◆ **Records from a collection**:
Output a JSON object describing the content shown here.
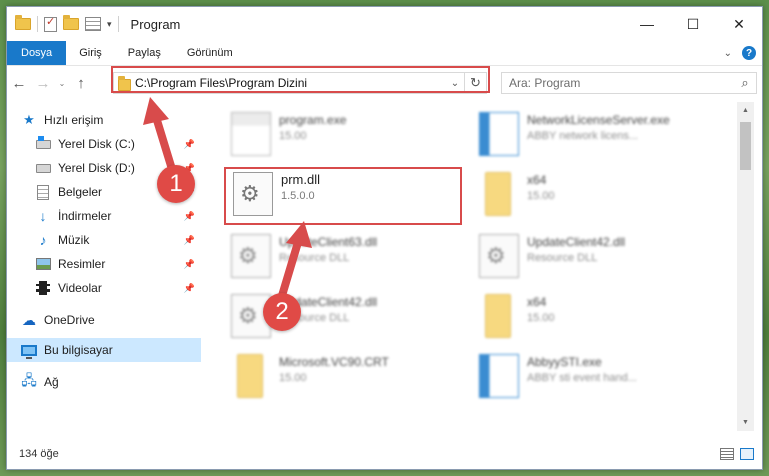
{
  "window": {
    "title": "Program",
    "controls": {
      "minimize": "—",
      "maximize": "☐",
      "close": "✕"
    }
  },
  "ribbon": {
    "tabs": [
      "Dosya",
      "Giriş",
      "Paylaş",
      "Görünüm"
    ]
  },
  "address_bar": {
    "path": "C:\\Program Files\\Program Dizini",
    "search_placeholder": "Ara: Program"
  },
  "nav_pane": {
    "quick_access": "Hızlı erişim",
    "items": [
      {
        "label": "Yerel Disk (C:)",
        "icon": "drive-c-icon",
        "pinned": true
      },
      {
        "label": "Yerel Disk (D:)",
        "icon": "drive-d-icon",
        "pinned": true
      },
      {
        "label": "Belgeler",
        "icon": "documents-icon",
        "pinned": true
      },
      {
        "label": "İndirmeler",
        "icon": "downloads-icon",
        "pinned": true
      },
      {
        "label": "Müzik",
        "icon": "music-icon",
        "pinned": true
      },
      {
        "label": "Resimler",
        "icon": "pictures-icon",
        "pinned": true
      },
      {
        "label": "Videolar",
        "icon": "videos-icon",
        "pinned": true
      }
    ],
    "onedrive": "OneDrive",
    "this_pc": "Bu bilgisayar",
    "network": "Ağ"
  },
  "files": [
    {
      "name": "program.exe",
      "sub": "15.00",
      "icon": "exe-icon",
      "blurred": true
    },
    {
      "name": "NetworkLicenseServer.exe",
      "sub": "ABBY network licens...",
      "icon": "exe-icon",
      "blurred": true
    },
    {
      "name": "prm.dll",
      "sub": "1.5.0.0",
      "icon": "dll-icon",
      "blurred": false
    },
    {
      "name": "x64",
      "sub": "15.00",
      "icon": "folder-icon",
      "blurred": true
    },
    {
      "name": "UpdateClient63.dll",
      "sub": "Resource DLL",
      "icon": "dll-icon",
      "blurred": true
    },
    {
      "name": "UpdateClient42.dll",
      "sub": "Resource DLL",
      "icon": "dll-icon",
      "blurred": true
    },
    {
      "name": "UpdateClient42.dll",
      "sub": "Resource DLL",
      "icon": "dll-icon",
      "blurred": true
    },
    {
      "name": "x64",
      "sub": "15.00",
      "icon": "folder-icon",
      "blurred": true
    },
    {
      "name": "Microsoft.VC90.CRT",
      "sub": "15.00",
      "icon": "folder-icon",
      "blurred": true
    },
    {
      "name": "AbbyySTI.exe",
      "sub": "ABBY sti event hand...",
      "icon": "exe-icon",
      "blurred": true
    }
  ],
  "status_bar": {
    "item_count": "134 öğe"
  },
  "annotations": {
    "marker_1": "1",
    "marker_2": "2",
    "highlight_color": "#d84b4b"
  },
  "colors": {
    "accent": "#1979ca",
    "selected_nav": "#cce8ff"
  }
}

◆ **What you will do**:
Output all of the entries verbatim, leaving out any images.

◆ **Written response**:
Output a JSON object describing the content shown here.
{
  "window": {
    "title": "Program",
    "controls": {
      "minimize": "—",
      "maximize": "☐",
      "close": "✕"
    }
  },
  "ribbon": {
    "tabs": [
      "Dosya",
      "Giriş",
      "Paylaş",
      "Görünüm"
    ]
  },
  "address_bar": {
    "path": "C:\\Program Files\\Program Dizini",
    "search_placeholder": "Ara: Program"
  },
  "nav_pane": {
    "quick_access": "Hızlı erişim",
    "items": [
      {
        "label": "Yerel Disk (C:)",
        "icon": "drive-c-icon",
        "pinned": true
      },
      {
        "label": "Yerel Disk (D:)",
        "icon": "drive-d-icon",
        "pinned": true
      },
      {
        "label": "Belgeler",
        "icon": "documents-icon",
        "pinned": true
      },
      {
        "label": "İndirmeler",
        "icon": "downloads-icon",
        "pinned": true
      },
      {
        "label": "Müzik",
        "icon": "music-icon",
        "pinned": true
      },
      {
        "label": "Resimler",
        "icon": "pictures-icon",
        "pinned": true
      },
      {
        "label": "Videolar",
        "icon": "videos-icon",
        "pinned": true
      }
    ],
    "onedrive": "OneDrive",
    "this_pc": "Bu bilgisayar",
    "network": "Ağ"
  },
  "files": [
    {
      "name": "program.exe",
      "sub": "15.00",
      "icon": "exe-icon",
      "blurred": true
    },
    {
      "name": "NetworkLicenseServer.exe",
      "sub": "ABBY network licens...",
      "icon": "exe-icon",
      "blurred": true
    },
    {
      "name": "prm.dll",
      "sub": "1.5.0.0",
      "icon": "dll-icon",
      "blurred": false
    },
    {
      "name": "x64",
      "sub": "15.00",
      "icon": "folder-icon",
      "blurred": true
    },
    {
      "name": "UpdateClient63.dll",
      "sub": "Resource DLL",
      "icon": "dll-icon",
      "blurred": true
    },
    {
      "name": "UpdateClient42.dll",
      "sub": "Resource DLL",
      "icon": "dll-icon",
      "blurred": true
    },
    {
      "name": "UpdateClient42.dll",
      "sub": "Resource DLL",
      "icon": "dll-icon",
      "blurred": true
    },
    {
      "name": "x64",
      "sub": "15.00",
      "icon": "folder-icon",
      "blurred": true
    },
    {
      "name": "Microsoft.VC90.CRT",
      "sub": "15.00",
      "icon": "folder-icon",
      "blurred": true
    },
    {
      "name": "AbbyySTI.exe",
      "sub": "ABBY sti event hand...",
      "icon": "exe-icon",
      "blurred": true
    }
  ],
  "status_bar": {
    "item_count": "134 öğe"
  },
  "annotations": {
    "marker_1": "1",
    "marker_2": "2",
    "highlight_color": "#d84b4b"
  },
  "colors": {
    "accent": "#1979ca",
    "selected_nav": "#cce8ff"
  }
}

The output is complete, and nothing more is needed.